## [Task description]
Format each of the records below as a JSON list of strings with one string per line, leaving out any blank lines.

## [Stored rows]
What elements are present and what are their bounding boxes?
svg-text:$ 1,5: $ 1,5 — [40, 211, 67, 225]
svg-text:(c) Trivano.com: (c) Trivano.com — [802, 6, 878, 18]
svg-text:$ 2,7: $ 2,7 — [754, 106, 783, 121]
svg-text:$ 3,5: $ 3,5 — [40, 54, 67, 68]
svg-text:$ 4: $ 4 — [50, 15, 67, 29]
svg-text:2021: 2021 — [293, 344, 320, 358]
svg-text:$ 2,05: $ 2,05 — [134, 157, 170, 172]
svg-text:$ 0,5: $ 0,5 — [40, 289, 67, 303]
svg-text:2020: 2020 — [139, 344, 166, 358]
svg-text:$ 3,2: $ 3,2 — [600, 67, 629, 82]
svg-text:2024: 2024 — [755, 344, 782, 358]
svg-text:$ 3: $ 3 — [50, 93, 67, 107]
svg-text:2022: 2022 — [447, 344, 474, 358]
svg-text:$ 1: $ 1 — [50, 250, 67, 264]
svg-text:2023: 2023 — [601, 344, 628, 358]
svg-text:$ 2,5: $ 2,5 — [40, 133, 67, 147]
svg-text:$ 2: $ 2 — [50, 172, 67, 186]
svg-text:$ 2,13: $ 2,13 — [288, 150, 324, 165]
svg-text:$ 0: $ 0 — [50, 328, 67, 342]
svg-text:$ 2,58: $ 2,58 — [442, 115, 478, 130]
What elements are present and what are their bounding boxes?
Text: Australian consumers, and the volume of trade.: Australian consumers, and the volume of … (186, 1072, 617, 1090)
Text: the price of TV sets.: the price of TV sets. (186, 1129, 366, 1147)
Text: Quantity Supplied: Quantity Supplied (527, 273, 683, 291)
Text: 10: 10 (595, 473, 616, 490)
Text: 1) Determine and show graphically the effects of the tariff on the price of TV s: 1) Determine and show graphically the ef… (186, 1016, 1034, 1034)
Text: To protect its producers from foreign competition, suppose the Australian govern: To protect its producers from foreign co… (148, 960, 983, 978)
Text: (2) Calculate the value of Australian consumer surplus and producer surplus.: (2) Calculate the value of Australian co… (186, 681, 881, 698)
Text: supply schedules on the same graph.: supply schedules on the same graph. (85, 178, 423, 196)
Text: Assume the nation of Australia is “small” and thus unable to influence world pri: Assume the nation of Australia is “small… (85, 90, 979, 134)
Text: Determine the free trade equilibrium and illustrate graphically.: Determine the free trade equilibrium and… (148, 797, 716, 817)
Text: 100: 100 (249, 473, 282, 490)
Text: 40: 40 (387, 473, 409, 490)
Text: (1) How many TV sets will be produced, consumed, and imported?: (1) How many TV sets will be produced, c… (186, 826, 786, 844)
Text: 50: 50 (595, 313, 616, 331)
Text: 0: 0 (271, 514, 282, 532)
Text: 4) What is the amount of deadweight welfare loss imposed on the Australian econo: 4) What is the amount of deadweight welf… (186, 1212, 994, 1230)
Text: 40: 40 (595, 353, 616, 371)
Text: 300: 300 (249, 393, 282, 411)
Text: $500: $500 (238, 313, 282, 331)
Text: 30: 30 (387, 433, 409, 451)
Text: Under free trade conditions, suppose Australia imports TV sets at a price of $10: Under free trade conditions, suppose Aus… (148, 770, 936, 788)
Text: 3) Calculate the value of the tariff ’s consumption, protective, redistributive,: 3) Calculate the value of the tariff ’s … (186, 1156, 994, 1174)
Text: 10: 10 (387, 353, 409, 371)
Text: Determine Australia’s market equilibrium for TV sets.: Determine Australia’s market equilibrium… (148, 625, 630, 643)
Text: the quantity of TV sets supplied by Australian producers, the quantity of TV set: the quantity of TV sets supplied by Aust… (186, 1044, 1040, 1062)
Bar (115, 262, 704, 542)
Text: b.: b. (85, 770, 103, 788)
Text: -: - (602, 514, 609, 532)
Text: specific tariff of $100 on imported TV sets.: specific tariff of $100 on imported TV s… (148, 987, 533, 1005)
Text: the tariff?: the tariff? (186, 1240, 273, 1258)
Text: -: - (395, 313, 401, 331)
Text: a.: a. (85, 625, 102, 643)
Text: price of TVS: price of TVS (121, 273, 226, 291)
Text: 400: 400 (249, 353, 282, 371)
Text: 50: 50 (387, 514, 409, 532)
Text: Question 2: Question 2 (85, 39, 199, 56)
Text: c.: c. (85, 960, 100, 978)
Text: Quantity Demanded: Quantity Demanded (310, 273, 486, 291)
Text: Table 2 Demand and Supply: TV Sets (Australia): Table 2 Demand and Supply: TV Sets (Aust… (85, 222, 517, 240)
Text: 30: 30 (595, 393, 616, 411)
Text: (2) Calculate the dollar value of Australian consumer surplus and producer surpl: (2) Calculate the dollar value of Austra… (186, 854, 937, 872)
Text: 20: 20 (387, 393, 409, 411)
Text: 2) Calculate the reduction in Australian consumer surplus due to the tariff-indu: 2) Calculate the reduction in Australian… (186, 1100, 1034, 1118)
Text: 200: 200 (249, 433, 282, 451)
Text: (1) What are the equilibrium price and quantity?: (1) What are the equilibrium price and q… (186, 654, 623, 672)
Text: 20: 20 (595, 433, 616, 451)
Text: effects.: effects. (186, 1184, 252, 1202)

## [Result for this task]
[
  "What elements are present and what are their bounding boxes?",
  "svg-text:$ 1,5: $ 1,5 — [40, 211, 67, 225]",
  "svg-text:(c) Trivano.com: (c) Trivano.com — [802, 6, 878, 18]",
  "svg-text:$ 2,7: $ 2,7 — [754, 106, 783, 121]",
  "svg-text:$ 3,5: $ 3,5 — [40, 54, 67, 68]",
  "svg-text:$ 4: $ 4 — [50, 15, 67, 29]",
  "svg-text:2021: 2021 — [293, 344, 320, 358]",
  "svg-text:$ 2,05: $ 2,05 — [134, 157, 170, 172]",
  "svg-text:$ 0,5: $ 0,5 — [40, 289, 67, 303]",
  "svg-text:2020: 2020 — [139, 344, 166, 358]",
  "svg-text:$ 3,2: $ 3,2 — [600, 67, 629, 82]",
  "svg-text:2024: 2024 — [755, 344, 782, 358]",
  "svg-text:$ 3: $ 3 — [50, 93, 67, 107]",
  "svg-text:2022: 2022 — [447, 344, 474, 358]",
  "svg-text:$ 1: $ 1 — [50, 250, 67, 264]",
  "svg-text:2023: 2023 — [601, 344, 628, 358]",
  "svg-text:$ 2,5: $ 2,5 — [40, 133, 67, 147]",
  "svg-text:$ 2: $ 2 — [50, 172, 67, 186]",
  "svg-text:$ 2,13: $ 2,13 — [288, 150, 324, 165]",
  "svg-text:$ 0: $ 0 — [50, 328, 67, 342]",
  "svg-text:$ 2,58: $ 2,58 — [442, 115, 478, 130]",
  "What elements are present and what are their bounding boxes?",
  "Text: Australian consumers, and the volume of trade.: Australian consumers, and the volume of … (186, 1072, 617, 1090)",
  "Text: the price of TV sets.: the price of TV sets. (186, 1129, 366, 1147)",
  "Text: Quantity Supplied: Quantity Supplied (527, 273, 683, 291)",
  "Text: 10: 10 (595, 473, 616, 490)",
  "Text: 1) Determine and show graphically the effects of the tariff on the price of TV s: 1) Determine and show graphically the ef… (186, 1016, 1034, 1034)",
  "Text: To protect its producers from foreign competition, suppose the Australian govern: To protect its producers from foreign co… (148, 960, 983, 978)",
  "Text: (2) Calculate the value of Australian consumer surplus and producer surplus.: (2) Calculate the value of Australian co… (186, 681, 881, 698)",
  "Text: supply schedules on the same graph.: supply schedules on the same graph. (85, 178, 423, 196)",
  "Text: Assume the nation of Australia is “small” and thus unable to influence world pri: Assume the nation of Australia is “small… (85, 90, 979, 134)",
  "Text: Determine the free trade equilibrium and illustrate graphically.: Determine the free trade equilibrium and… (148, 797, 716, 817)",
  "Text: 100: 100 (249, 473, 282, 490)",
  "Text: 40: 40 (387, 473, 409, 490)",
  "Text: (1) How many TV sets will be produced, consumed, and imported?: (1) How many TV sets will be produced, c… (186, 826, 786, 844)",
  "Text: 50: 50 (595, 313, 616, 331)",
  "Text: 0: 0 (271, 514, 282, 532)",
  "Text: 4) What is the amount of deadweight welfare loss imposed on the Australian econo: 4) What is the amount of deadweight welf… (186, 1212, 994, 1230)",
  "Text: 40: 40 (595, 353, 616, 371)",
  "Text: 300: 300 (249, 393, 282, 411)",
  "Text: $500: $500 (238, 313, 282, 331)",
  "Text: 30: 30 (387, 433, 409, 451)",
  "Text: Under free trade conditions, suppose Australia imports TV sets at a price of $10: Under free trade conditions, suppose Aus… (148, 770, 936, 788)",
  "Text: 3) Calculate the value of the tariff ’s consumption, protective, redistributive,: 3) Calculate the value of the tariff ’s … (186, 1156, 994, 1174)",
  "Text: 10: 10 (387, 353, 409, 371)",
  "Text: Determine Australia’s market equilibrium for TV sets.: Determine Australia’s market equilibrium… (148, 625, 630, 643)",
  "Text: the quantity of TV sets supplied by Australian producers, the quantity of TV set: the quantity of TV sets supplied by Aust… (186, 1044, 1040, 1062)",
  "Bar (115, 262, 704, 542)",
  "Text: b.: b. (85, 770, 103, 788)",
  "Text: -: - (602, 514, 609, 532)",
  "Text: specific tariff of $100 on imported TV sets.: specific tariff of $100 on imported TV s… (148, 987, 533, 1005)",
  "Text: the tariff?: the tariff? (186, 1240, 273, 1258)",
  "Text: -: - (395, 313, 401, 331)",
  "Text: a.: a. (85, 625, 102, 643)",
  "Text: price of TVS: price of TVS (121, 273, 226, 291)",
  "Text: 400: 400 (249, 353, 282, 371)",
  "Text: 50: 50 (387, 514, 409, 532)",
  "Text: Question 2: Question 2 (85, 39, 199, 56)",
  "Text: c.: c. (85, 960, 100, 978)",
  "Text: Quantity Demanded: Quantity Demanded (310, 273, 486, 291)",
  "Text: Table 2 Demand and Supply: TV Sets (Australia): Table 2 Demand and Supply: TV Sets (Aust… (85, 222, 517, 240)",
  "Text: 30: 30 (595, 393, 616, 411)",
  "Text: (2) Calculate the dollar value of Australian consumer surplus and producer surpl: (2) Calculate the dollar value of Austra… (186, 854, 937, 872)",
  "Text: 20: 20 (387, 393, 409, 411)",
  "Text: 2) Calculate the reduction in Australian consumer surplus due to the tariff-indu: 2) Calculate the reduction in Australian… (186, 1100, 1034, 1118)",
  "Text: 200: 200 (249, 433, 282, 451)",
  "Text: (1) What are the equilibrium price and quantity?: (1) What are the equilibrium price and q… (186, 654, 623, 672)",
  "Text: 20: 20 (595, 433, 616, 451)",
  "Text: effects.: effects. (186, 1184, 252, 1202)"
]